▸ **Your goal**: In the data below, find every line with the string "plain" and pull it out.

Saved entries
──────────────────────────────
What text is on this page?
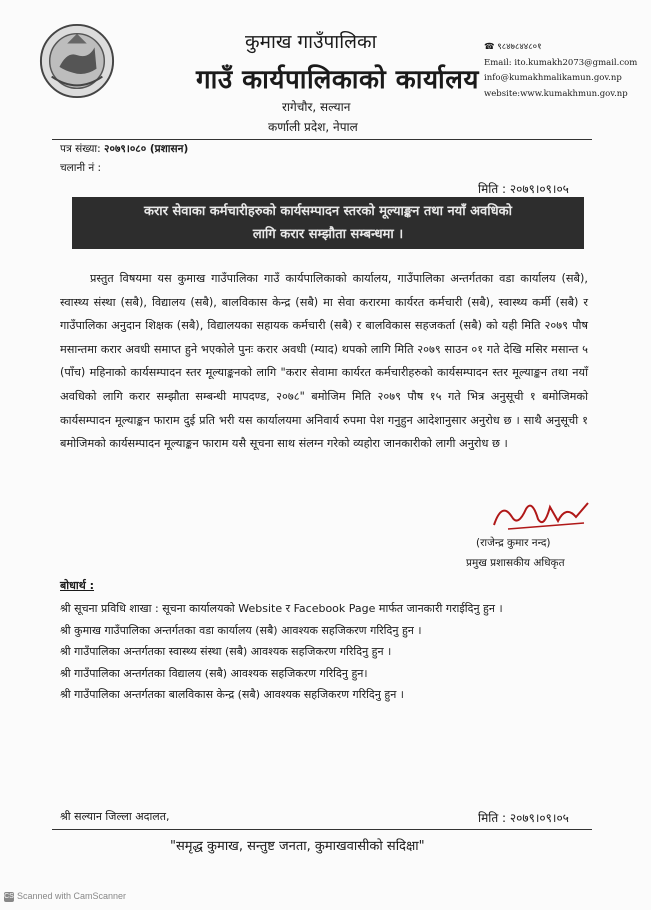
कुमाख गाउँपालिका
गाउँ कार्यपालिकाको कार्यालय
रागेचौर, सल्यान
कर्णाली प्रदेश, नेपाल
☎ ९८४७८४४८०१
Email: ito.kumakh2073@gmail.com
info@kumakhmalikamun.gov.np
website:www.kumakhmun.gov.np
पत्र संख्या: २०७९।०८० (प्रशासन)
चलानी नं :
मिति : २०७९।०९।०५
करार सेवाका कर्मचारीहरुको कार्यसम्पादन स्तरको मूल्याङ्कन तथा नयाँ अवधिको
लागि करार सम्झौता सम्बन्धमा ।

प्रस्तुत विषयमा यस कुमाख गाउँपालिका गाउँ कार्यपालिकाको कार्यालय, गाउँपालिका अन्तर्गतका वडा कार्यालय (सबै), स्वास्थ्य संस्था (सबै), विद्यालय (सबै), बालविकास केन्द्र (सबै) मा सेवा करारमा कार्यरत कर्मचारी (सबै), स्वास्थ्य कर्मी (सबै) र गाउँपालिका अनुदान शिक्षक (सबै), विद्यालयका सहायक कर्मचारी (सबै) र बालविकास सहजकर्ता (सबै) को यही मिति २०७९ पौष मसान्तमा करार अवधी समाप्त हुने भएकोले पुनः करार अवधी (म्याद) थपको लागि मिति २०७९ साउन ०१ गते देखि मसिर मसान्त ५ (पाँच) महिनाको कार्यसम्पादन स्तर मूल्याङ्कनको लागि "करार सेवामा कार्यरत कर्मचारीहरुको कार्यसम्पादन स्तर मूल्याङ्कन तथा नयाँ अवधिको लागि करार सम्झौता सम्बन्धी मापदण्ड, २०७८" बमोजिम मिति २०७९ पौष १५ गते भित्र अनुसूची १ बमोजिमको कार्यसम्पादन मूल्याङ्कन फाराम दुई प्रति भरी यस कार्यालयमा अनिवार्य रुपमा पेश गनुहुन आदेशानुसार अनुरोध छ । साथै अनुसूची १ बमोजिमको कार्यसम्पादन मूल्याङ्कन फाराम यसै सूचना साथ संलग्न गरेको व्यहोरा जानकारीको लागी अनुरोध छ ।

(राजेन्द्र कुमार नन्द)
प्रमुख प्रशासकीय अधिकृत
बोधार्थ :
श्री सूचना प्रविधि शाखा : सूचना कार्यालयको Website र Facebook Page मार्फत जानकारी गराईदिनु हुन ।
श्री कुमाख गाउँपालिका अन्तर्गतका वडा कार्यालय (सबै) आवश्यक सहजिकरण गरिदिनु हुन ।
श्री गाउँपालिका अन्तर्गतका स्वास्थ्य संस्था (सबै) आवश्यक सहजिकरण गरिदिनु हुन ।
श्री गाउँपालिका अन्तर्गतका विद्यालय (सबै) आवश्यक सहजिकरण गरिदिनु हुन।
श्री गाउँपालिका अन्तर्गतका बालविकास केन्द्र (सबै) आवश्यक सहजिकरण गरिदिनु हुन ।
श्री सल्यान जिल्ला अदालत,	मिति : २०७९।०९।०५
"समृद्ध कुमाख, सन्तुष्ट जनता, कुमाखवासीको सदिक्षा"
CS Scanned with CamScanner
──────────────────────────────
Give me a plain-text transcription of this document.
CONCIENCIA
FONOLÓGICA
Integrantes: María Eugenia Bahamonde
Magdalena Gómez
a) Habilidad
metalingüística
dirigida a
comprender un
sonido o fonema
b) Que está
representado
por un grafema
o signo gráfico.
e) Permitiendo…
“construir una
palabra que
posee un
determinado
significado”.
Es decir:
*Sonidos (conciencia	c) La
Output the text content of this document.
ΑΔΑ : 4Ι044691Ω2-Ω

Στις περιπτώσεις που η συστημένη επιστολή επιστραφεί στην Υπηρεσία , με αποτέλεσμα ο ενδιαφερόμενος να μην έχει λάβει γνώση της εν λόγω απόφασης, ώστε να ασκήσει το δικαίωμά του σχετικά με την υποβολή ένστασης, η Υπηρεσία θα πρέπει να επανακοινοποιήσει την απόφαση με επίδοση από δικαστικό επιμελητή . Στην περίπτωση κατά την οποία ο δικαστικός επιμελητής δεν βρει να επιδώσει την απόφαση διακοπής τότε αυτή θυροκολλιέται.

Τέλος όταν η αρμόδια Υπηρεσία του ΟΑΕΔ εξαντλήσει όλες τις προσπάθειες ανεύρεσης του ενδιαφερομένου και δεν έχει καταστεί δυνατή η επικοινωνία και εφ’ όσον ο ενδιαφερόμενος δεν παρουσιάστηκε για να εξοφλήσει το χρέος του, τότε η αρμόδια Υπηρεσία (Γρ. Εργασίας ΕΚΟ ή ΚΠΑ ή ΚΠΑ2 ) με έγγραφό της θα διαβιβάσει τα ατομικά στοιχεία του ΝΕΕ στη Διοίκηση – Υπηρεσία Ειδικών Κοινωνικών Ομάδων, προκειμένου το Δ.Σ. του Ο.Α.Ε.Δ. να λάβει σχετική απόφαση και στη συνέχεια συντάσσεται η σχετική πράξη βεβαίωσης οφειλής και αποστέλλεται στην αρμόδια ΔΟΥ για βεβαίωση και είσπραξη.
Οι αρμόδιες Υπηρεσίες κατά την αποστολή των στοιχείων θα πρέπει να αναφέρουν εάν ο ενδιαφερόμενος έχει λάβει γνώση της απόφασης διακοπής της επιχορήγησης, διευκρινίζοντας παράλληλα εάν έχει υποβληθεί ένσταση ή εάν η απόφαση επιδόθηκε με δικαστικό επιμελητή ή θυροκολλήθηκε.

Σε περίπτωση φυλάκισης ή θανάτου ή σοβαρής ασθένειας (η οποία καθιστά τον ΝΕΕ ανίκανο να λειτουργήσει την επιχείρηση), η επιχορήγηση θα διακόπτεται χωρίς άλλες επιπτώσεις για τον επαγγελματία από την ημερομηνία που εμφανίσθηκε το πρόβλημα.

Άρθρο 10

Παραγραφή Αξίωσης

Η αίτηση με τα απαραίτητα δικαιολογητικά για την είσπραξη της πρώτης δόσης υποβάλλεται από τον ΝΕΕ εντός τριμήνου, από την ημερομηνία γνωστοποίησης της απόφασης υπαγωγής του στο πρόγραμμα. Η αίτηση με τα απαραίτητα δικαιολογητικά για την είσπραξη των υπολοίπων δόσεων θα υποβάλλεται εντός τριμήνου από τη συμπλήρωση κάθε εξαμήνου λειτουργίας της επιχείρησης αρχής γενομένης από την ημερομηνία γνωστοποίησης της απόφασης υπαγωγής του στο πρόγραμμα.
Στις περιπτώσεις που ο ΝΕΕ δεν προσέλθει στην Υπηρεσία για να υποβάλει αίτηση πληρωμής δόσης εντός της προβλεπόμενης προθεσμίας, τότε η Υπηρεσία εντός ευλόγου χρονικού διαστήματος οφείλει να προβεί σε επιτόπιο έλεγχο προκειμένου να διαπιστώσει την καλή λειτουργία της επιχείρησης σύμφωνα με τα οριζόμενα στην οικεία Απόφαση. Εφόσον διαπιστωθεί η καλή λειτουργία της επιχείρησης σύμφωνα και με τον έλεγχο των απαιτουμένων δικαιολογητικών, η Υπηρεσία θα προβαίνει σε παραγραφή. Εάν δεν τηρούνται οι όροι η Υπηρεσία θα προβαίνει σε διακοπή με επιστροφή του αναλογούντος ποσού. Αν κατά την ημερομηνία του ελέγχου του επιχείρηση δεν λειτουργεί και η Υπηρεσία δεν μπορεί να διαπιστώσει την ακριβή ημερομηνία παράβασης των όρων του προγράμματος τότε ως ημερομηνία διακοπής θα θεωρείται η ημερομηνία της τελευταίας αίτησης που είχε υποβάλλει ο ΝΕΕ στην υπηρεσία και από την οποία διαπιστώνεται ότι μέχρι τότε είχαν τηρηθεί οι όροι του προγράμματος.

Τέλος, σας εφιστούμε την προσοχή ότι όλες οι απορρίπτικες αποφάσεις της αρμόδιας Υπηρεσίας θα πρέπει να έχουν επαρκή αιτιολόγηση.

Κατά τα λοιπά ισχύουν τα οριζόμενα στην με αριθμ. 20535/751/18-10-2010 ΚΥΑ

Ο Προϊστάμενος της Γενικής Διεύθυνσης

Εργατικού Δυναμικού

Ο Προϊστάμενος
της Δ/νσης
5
──────────────────────────────
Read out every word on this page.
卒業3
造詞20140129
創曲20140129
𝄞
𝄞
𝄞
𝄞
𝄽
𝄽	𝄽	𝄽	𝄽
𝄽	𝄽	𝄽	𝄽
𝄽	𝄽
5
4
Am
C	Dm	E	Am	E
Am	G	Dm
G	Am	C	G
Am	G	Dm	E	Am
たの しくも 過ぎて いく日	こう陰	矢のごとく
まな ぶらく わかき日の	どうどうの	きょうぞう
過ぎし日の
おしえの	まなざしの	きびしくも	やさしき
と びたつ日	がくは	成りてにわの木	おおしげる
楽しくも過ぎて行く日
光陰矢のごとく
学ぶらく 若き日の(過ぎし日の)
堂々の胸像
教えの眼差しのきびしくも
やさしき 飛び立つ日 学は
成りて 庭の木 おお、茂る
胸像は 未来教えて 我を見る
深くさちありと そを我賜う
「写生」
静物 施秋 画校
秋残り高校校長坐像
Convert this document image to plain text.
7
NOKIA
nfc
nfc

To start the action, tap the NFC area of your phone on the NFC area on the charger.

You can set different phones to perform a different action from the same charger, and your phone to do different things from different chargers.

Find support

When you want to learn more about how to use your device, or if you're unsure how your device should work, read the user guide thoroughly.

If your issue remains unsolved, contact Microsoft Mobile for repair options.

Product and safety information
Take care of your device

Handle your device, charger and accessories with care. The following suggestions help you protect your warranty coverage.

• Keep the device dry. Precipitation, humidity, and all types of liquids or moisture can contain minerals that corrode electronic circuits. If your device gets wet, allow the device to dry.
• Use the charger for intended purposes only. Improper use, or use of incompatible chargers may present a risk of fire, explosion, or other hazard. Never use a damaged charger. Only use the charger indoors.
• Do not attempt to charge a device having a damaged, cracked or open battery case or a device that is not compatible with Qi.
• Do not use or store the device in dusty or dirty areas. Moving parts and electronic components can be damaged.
──────────────────────────────
▸ **Result of this exercise**:
Give me a plain-text transcription of this document.
Convert this document image to plain text.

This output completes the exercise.